## Aim
Each line below is to be written out in full, exactly as shown.

[Raw records]
......

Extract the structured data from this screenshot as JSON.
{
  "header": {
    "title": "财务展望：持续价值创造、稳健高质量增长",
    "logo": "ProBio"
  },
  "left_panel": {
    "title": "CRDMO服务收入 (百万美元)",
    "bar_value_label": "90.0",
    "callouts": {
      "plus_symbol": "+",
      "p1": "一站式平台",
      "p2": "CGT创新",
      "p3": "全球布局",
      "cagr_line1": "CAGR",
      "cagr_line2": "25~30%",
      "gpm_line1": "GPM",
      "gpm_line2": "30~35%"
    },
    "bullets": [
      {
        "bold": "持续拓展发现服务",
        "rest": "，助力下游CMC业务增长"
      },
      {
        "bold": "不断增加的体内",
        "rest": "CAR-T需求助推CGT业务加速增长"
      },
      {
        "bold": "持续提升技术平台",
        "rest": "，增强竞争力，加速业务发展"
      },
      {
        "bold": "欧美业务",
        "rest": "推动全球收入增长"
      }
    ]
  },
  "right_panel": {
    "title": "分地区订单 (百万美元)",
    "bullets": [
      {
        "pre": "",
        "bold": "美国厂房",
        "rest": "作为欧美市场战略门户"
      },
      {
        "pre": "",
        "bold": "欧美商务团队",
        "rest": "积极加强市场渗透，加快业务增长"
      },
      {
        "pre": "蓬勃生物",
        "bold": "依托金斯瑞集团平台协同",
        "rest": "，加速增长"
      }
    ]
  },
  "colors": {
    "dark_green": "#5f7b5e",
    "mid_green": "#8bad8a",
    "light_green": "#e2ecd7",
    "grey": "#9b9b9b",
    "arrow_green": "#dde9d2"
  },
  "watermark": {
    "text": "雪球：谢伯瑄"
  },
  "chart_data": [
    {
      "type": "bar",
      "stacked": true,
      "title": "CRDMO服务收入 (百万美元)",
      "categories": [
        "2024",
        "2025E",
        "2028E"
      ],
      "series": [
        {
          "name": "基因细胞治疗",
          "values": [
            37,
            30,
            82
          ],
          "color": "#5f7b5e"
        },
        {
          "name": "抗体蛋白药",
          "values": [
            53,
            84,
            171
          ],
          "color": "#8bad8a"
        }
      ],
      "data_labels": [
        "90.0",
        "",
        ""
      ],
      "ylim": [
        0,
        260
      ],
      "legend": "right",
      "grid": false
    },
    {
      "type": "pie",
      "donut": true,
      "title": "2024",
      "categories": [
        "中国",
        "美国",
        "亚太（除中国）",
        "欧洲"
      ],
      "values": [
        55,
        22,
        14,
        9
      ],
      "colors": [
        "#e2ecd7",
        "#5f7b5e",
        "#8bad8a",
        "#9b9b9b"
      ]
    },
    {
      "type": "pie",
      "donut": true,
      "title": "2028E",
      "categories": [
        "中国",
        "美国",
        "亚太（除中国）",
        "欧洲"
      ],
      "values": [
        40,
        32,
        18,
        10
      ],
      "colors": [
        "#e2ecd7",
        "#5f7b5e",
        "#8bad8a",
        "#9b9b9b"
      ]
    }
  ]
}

......

## Answer to this exercise
Extract the structured data from this screenshot as JSON.
{
  "header": {
    "title": "财务展望：持续价值创造、稳健高质量增长",
    "logo": "ProBio"
  },
  "left_panel": {
    "title": "CRDMO服务收入 (百万美元)",
    "bar_value_label": "90.0",
    "callouts": {
      "plus_symbol": "+",
      "p1": "一站式平台",
      "p2": "CGT创新",
      "p3": "全球布局",
      "cagr_line1": "CAGR",
      "cagr_line2": "25~30%",
      "gpm_line1": "GPM",
      "gpm_line2": "30~35%"
    },
    "bullets": [
      {
        "bold": "持续拓展发现服务",
        "rest": "，助力下游CMC业务增长"
      },
      {
        "bold": "不断增加的体内",
        "rest": "CAR-T需求助推CGT业务加速增长"
      },
      {
        "bold": "持续提升技术平台",
        "rest": "，增强竞争力，加速业务发展"
      },
      {
        "bold": "欧美业务",
        "rest": "推动全球收入增长"
      }
    ]
  },
  "right_panel": {
    "title": "分地区订单 (百万美元)",
    "bullets": [
      {
        "pre": "",
        "bold": "美国厂房",
        "rest": "作为欧美市场战略门户"
      },
      {
        "pre": "",
        "bold": "欧美商务团队",
        "rest": "积极加强市场渗透，加快业务增长"
      },
      {
        "pre": "蓬勃生物",
        "bold": "依托金斯瑞集团平台协同",
        "rest": "，加速增长"
      }
    ]
  },
  "colors": {
    "dark_green": "#5f7b5e",
    "mid_green": "#8bad8a",
    "light_green": "#e2ecd7",
    "grey": "#9b9b9b",
    "arrow_green": "#dde9d2"
  },
  "watermark": {
    "text": "雪球：谢伯瑄"
  },
  "chart_data": [
    {
      "type": "bar",
      "stacked": true,
      "title": "CRDMO服务收入 (百万美元)",
      "categories": [
        "2024",
        "2025E",
        "2028E"
      ],
      "series": [
        {
          "name": "基因细胞治疗",
          "values": [
            37,
            30,
            82
          ],
          "color": "#5f7b5e"
        },
        {
          "name": "抗体蛋白药",
          "values": [
            53,
            84,
            171
          ],
          "color": "#8bad8a"
        }
      ],
      "data_labels": [
        "90.0",
        "",
        ""
      ],
      "ylim": [
        0,
        260
      ],
      "legend": "right",
      "grid": false
    },
    {
      "type": "pie",
      "donut": true,
      "title": "2024",
      "categories": [
        "中国",
        "美国",
        "亚太（除中国）",
        "欧洲"
      ],
      "values": [
        55,
        22,
        14,
        9
      ],
      "colors": [
        "#e2ecd7",
        "#5f7b5e",
        "#8bad8a",
        "#9b9b9b"
      ]
    },
    {
      "type": "pie",
      "donut": true,
      "title": "2028E",
      "categories": [
        "中国",
        "美国",
        "亚太（除中国）",
        "欧洲"
      ],
      "values": [
        40,
        32,
        18,
        10
      ],
      "colors": [
        "#e2ecd7",
        "#5f7b5e",
        "#8bad8a",
        "#9b9b9b"
      ]
    }
  ]
}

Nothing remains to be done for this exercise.